▸ The task
What is needed here is an exact copy of every entry.

start

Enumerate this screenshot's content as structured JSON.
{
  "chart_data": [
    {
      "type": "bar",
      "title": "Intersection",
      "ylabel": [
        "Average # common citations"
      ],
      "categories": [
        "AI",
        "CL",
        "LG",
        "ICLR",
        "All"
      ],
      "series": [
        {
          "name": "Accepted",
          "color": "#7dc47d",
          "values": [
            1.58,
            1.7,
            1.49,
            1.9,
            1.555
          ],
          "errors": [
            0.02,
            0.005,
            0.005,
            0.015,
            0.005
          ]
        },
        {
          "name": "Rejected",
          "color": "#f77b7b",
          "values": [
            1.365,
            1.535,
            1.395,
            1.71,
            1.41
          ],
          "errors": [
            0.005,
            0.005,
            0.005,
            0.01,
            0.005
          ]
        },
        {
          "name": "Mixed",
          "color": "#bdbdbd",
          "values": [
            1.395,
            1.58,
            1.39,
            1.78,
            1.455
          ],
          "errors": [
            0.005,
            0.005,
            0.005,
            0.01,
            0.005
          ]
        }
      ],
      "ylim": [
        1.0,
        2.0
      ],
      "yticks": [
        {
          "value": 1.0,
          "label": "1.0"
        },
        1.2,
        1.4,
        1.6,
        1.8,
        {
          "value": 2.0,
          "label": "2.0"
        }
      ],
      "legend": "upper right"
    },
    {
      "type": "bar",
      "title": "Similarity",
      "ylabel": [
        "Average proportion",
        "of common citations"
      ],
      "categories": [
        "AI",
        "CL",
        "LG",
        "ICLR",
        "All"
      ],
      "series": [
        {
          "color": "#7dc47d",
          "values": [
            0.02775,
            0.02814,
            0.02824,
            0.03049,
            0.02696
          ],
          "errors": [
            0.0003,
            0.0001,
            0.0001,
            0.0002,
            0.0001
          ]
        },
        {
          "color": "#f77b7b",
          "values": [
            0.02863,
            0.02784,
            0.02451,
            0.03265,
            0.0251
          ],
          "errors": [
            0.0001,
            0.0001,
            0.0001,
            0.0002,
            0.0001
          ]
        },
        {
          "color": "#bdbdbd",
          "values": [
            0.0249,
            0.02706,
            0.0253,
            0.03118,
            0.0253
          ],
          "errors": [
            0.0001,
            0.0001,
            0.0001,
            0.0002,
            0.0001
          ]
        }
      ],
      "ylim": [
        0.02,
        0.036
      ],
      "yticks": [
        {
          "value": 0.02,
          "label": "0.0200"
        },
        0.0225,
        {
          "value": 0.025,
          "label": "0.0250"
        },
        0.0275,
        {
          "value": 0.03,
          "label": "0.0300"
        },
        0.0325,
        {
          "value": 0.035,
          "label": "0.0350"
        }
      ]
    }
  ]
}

end

▸ Reply to the task
Enumerate this screenshot's content as structured JSON.
{
  "chart_data": [
    {
      "type": "bar",
      "title": "Intersection",
      "ylabel": [
        "Average # common citations"
      ],
      "categories": [
        "AI",
        "CL",
        "LG",
        "ICLR",
        "All"
      ],
      "series": [
        {
          "name": "Accepted",
          "color": "#7dc47d",
          "values": [
            1.58,
            1.7,
            1.49,
            1.9,
            1.555
          ],
          "errors": [
            0.02,
            0.005,
            0.005,
            0.015,
            0.005
          ]
        },
        {
          "name": "Rejected",
          "color": "#f77b7b",
          "values": [
            1.365,
            1.535,
            1.395,
            1.71,
            1.41
          ],
          "errors": [
            0.005,
            0.005,
            0.005,
            0.01,
            0.005
          ]
        },
        {
          "name": "Mixed",
          "color": "#bdbdbd",
          "values": [
            1.395,
            1.58,
            1.39,
            1.78,
            1.455
          ],
          "errors": [
            0.005,
            0.005,
            0.005,
            0.01,
            0.005
          ]
        }
      ],
      "ylim": [
        1.0,
        2.0
      ],
      "yticks": [
        {
          "value": 1.0,
          "label": "1.0"
        },
        1.2,
        1.4,
        1.6,
        1.8,
        {
          "value": 2.0,
          "label": "2.0"
        }
      ],
      "legend": "upper right"
    },
    {
      "type": "bar",
      "title": "Similarity",
      "ylabel": [
        "Average proportion",
        "of common citations"
      ],
      "categories": [
        "AI",
        "CL",
        "LG",
        "ICLR",
        "All"
      ],
      "series": [
        {
          "color": "#7dc47d",
          "values": [
            0.02775,
            0.02814,
            0.02824,
            0.03049,
            0.02696
          ],
          "errors": [
            0.0003,
            0.0001,
            0.0001,
            0.0002,
            0.0001
          ]
        },
        {
          "color": "#f77b7b",
          "values": [
            0.02863,
            0.02784,
            0.02451,
            0.03265,
            0.0251
          ],
          "errors": [
            0.0001,
            0.0001,
            0.0001,
            0.0002,
            0.0001
          ]
        },
        {
          "color": "#bdbdbd",
          "values": [
            0.0249,
            0.02706,
            0.0253,
            0.03118,
            0.0253
          ],
          "errors": [
            0.0001,
            0.0001,
            0.0001,
            0.0002,
            0.0001
          ]
        }
      ],
      "ylim": [
        0.02,
        0.036
      ],
      "yticks": [
        {
          "value": 0.02,
          "label": "0.0200"
        },
        0.0225,
        {
          "value": 0.025,
          "label": "0.0250"
        },
        0.0275,
        {
          "value": 0.03,
          "label": "0.0300"
        },
        0.0325,
        {
          "value": 0.035,
          "label": "0.0350"
        }
      ]
    }
  ]
}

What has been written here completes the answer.